• EXTRACTED RECORDS:
========

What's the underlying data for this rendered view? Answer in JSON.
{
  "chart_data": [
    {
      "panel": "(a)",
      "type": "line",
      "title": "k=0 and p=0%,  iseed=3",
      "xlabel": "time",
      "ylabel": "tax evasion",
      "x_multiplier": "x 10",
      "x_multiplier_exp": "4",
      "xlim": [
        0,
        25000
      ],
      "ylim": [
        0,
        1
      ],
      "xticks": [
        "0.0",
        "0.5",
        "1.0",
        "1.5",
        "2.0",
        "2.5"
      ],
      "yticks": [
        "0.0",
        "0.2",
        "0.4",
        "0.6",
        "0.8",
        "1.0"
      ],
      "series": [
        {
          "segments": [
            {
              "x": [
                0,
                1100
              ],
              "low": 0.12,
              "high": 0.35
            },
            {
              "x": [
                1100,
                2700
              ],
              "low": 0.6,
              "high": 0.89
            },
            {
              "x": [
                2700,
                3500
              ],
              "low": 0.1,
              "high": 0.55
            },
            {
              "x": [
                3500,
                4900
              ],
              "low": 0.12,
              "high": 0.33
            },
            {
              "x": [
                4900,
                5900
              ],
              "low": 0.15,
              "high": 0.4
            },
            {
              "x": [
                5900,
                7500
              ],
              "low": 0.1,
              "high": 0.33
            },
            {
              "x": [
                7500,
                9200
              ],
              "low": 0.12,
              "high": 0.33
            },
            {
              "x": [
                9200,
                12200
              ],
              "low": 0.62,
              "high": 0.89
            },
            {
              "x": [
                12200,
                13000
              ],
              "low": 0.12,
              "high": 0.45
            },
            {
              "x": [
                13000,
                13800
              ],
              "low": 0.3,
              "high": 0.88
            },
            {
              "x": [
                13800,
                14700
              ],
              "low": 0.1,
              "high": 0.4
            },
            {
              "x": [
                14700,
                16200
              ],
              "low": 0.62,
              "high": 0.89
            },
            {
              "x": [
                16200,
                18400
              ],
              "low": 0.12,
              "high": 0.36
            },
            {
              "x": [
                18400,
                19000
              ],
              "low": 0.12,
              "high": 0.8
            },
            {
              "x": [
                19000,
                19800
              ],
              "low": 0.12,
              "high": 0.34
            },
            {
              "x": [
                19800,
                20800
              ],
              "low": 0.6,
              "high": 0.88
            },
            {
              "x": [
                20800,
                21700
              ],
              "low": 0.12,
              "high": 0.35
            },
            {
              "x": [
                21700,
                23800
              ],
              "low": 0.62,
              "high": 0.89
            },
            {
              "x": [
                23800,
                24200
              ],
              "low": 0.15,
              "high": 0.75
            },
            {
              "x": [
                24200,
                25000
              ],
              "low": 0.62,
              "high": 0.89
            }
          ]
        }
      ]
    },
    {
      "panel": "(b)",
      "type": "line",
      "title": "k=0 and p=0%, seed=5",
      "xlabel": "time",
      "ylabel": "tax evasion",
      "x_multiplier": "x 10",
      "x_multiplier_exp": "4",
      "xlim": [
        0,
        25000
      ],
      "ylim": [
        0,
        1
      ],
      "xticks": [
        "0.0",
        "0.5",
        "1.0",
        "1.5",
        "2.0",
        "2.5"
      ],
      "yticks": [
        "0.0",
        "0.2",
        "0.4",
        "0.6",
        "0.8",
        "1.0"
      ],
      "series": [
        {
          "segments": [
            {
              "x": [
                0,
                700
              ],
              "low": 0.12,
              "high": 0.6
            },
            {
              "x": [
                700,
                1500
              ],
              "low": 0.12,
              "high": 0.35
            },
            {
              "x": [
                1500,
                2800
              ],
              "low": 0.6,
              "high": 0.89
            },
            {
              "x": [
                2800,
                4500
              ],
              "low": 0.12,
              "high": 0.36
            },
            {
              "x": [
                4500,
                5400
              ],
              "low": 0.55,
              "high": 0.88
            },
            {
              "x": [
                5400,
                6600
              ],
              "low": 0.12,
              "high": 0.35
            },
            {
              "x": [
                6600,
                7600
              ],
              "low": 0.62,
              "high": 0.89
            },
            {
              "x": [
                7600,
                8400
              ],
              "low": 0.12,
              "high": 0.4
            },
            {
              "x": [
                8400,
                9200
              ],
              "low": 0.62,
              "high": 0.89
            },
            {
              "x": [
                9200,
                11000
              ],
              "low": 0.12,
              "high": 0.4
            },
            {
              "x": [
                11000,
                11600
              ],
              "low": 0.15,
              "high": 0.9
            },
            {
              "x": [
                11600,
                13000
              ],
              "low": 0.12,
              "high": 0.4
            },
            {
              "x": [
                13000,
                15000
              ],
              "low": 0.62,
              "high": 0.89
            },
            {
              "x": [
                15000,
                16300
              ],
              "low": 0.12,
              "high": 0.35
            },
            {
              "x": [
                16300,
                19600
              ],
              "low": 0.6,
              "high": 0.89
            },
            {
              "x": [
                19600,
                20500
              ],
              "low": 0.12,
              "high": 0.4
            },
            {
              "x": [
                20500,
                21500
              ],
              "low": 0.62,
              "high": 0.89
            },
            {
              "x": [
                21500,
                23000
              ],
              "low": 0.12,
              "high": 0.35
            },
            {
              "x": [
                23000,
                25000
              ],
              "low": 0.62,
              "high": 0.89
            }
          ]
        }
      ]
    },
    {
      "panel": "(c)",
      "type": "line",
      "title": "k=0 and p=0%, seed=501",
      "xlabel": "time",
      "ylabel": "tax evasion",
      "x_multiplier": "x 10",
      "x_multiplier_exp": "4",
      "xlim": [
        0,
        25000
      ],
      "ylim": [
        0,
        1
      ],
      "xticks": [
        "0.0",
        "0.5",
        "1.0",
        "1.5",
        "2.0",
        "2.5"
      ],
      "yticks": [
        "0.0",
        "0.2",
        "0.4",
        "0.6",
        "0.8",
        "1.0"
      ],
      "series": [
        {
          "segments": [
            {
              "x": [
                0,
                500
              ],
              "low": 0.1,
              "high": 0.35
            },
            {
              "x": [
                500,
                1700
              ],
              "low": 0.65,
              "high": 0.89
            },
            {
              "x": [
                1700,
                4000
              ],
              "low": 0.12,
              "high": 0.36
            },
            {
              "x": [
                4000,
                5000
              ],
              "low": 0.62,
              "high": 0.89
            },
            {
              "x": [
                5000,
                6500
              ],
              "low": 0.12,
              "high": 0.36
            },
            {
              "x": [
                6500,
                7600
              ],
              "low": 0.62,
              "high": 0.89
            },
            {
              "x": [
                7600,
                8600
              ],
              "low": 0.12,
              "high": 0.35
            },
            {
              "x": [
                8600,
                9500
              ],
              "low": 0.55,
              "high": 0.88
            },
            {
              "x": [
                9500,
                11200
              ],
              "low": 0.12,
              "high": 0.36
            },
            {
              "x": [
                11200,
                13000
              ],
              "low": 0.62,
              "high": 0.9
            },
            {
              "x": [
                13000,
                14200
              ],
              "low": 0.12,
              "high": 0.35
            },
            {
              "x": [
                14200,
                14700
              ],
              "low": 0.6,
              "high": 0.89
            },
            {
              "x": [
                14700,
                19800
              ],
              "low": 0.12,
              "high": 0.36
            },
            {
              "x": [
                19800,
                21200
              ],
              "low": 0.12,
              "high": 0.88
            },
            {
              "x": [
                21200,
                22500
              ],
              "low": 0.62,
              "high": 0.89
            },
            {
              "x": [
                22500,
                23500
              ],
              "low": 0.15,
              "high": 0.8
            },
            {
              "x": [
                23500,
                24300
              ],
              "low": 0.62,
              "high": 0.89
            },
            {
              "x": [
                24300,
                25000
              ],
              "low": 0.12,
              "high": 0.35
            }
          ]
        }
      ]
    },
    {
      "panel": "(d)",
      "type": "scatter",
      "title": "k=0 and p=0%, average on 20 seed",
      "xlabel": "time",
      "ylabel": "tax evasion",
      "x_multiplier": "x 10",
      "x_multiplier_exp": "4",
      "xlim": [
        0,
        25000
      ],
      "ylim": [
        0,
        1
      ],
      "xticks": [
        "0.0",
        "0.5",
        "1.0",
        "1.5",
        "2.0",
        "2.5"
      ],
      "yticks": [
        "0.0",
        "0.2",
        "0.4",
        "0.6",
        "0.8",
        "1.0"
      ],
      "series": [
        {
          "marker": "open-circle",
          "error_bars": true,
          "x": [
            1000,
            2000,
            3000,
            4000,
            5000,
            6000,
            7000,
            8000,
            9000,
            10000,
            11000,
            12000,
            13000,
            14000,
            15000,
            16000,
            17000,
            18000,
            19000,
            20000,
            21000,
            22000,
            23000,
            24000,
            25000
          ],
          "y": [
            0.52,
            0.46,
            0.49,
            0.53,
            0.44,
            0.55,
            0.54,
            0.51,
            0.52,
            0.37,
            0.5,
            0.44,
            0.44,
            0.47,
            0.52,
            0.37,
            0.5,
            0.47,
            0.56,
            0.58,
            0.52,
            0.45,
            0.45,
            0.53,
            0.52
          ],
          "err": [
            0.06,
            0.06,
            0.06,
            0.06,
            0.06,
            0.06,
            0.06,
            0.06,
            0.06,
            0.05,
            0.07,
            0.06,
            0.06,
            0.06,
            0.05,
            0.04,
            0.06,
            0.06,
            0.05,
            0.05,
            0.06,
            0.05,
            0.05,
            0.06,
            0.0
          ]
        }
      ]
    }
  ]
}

========

• THE TASK:
Locate all lines in the listing above with the word "title" and copy them.

• COMPLETE OUTPUT:
      "title": "k=0 and p=0%,  iseed=3",
      "title": "k=0 and p=0%, seed=5",
      "title": "k=0 and p=0%, seed=501",
      "title": "k=0 and p=0%, average on 20 seed",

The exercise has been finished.